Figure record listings
★ ★ ★ ★
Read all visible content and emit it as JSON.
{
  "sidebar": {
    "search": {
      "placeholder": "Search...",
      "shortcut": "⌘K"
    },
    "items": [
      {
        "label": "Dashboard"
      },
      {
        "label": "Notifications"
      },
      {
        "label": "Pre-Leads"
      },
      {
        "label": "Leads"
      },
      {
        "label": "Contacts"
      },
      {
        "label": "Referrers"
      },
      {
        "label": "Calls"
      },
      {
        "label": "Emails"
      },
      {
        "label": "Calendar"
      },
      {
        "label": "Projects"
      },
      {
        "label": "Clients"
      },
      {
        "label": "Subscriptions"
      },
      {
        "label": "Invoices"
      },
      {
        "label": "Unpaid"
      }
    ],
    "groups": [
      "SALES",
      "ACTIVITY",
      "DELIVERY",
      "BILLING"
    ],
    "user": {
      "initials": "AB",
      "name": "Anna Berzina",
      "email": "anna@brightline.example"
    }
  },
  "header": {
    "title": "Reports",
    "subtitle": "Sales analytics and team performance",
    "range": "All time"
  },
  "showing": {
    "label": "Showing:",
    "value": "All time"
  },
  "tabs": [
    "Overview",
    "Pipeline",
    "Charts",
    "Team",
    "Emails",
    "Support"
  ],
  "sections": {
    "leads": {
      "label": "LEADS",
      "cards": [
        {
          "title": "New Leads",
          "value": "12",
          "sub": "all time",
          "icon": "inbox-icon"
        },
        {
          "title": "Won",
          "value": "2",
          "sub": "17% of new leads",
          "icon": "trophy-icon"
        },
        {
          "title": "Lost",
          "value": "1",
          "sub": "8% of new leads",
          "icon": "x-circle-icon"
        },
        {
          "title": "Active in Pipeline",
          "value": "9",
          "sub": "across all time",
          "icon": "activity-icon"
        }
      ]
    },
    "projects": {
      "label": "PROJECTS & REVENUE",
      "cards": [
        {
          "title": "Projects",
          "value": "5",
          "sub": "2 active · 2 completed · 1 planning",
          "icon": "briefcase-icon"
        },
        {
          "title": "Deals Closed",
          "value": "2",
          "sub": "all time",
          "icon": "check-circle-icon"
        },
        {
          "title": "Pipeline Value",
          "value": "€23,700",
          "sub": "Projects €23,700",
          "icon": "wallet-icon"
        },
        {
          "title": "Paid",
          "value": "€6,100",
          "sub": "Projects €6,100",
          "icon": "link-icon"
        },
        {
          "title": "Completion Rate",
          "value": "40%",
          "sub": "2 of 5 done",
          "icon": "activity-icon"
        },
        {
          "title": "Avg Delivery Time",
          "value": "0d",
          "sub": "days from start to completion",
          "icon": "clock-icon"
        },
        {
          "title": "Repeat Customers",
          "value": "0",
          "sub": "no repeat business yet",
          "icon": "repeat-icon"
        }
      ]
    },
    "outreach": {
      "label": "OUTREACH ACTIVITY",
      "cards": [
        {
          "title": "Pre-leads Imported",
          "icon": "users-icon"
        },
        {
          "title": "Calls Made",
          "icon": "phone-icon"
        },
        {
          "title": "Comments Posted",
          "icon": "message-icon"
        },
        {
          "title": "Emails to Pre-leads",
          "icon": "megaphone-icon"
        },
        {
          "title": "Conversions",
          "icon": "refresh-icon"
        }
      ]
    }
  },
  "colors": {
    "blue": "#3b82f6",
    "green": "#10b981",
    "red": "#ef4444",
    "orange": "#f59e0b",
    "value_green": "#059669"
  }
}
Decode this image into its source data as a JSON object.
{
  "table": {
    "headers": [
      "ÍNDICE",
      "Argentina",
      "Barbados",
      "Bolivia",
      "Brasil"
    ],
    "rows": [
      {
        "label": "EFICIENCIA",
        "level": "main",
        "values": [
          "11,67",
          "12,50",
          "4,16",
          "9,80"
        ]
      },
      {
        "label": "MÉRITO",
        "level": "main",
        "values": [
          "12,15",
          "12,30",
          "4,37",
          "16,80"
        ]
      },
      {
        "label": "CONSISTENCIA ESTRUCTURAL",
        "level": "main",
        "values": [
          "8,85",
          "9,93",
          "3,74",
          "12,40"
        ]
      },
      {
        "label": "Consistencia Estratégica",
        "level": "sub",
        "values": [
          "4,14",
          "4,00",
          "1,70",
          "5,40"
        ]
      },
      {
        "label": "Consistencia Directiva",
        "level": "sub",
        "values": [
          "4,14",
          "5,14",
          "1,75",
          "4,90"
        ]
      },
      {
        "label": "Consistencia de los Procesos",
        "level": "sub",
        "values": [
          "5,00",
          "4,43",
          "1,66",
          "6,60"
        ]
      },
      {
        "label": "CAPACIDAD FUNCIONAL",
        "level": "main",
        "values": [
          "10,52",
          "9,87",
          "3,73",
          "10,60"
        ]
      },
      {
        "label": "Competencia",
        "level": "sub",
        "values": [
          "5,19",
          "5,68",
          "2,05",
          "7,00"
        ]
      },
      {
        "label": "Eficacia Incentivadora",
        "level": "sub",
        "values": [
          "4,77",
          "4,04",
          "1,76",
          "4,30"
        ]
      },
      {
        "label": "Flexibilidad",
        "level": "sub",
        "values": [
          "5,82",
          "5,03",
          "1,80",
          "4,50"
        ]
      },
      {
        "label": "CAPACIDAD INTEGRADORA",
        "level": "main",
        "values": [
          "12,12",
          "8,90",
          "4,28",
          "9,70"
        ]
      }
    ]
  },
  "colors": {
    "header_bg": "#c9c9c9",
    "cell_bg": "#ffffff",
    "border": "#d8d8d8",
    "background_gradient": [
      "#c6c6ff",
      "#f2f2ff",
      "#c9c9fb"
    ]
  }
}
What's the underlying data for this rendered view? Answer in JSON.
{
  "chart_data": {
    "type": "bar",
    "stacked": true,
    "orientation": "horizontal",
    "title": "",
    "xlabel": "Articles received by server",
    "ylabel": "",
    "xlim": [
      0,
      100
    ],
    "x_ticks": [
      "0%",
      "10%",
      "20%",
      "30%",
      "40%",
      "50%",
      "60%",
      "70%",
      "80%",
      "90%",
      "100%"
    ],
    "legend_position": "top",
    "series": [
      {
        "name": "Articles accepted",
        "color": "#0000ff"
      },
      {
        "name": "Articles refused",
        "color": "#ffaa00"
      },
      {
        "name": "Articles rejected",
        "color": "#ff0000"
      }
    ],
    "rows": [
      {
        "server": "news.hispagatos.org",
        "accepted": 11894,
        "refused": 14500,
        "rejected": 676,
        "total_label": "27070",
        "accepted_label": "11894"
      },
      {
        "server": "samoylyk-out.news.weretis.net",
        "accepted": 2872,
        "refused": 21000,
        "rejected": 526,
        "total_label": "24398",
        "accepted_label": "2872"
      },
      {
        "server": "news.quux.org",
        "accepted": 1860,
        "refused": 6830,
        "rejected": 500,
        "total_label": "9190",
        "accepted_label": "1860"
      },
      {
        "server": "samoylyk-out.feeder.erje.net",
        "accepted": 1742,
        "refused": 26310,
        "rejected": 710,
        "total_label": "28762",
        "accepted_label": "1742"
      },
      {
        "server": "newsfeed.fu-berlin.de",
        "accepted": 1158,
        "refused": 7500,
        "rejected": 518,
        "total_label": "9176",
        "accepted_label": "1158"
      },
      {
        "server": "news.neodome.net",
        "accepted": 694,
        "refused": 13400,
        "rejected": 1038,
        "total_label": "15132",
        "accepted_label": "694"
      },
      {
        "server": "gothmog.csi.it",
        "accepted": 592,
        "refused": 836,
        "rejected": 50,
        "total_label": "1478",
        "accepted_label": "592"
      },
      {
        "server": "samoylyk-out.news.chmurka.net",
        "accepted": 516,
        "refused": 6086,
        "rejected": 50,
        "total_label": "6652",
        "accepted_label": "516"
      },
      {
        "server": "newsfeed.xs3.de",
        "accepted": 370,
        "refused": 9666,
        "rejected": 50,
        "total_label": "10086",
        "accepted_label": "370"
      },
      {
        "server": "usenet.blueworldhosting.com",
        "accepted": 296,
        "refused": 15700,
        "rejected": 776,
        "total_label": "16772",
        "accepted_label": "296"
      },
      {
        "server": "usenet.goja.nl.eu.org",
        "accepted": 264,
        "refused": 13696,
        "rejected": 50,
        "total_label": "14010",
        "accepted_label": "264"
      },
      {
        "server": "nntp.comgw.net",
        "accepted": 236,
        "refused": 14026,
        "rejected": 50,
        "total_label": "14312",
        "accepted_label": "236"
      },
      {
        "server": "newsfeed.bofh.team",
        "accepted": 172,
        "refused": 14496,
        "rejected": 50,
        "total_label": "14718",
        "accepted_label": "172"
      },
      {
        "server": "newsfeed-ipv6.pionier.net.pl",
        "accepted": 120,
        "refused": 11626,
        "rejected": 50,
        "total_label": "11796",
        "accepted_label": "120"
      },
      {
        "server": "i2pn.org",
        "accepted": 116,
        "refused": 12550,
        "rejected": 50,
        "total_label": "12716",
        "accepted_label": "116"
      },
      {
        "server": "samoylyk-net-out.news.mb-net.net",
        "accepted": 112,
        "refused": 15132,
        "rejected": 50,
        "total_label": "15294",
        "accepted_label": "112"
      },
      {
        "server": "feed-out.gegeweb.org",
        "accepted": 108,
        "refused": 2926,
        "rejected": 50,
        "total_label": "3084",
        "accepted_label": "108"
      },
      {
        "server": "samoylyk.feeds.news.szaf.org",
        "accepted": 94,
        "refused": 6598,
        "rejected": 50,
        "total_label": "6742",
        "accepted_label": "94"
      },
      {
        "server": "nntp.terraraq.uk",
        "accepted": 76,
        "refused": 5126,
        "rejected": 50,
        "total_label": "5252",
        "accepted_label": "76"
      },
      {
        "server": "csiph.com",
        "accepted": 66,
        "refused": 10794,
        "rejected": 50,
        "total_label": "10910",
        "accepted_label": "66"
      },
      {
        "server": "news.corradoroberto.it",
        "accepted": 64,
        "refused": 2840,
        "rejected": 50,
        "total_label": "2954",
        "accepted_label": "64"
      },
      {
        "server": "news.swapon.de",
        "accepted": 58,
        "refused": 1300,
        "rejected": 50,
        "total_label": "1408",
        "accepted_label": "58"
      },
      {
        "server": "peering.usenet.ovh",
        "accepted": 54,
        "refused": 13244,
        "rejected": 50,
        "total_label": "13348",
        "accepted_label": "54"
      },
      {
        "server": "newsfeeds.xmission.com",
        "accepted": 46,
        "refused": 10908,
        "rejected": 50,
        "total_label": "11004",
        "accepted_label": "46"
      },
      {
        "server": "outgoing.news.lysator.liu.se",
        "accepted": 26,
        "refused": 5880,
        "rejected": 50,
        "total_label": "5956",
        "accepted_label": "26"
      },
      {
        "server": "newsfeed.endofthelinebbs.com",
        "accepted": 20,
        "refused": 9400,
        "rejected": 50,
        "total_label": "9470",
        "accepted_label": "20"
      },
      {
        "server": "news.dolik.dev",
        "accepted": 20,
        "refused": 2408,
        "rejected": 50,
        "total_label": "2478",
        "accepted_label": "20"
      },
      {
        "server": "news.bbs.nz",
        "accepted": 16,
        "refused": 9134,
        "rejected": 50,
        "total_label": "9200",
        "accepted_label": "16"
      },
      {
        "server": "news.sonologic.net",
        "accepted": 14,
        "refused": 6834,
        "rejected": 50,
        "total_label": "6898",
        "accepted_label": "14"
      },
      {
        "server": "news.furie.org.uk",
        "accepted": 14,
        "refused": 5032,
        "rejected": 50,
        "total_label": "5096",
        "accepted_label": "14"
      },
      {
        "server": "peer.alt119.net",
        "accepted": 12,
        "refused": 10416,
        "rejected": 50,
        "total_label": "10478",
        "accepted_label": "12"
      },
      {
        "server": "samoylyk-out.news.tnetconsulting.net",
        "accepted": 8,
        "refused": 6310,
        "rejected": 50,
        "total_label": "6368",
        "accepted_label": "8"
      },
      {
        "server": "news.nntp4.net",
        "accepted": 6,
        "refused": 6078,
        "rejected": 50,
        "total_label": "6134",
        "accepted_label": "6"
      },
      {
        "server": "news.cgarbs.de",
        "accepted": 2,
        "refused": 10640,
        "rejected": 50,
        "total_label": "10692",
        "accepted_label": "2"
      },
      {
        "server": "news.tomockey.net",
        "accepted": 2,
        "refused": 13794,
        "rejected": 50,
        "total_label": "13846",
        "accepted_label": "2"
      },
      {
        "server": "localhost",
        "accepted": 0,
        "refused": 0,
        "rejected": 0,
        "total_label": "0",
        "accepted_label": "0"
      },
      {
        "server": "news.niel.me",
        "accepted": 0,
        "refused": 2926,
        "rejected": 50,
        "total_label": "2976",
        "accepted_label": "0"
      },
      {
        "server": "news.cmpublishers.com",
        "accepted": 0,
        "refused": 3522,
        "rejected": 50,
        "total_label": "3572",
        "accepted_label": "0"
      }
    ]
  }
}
★ ★ ★ ★
• EXERCISE REQUIREMENTS: Pull out every line in the data above that has the word "Articles".

• WRITTEN SOLUTION:
    "xlabel": "Articles received by server",
        "name": "Articles accepted",
        "name": "Articles refused",
        "name": "Articles rejected",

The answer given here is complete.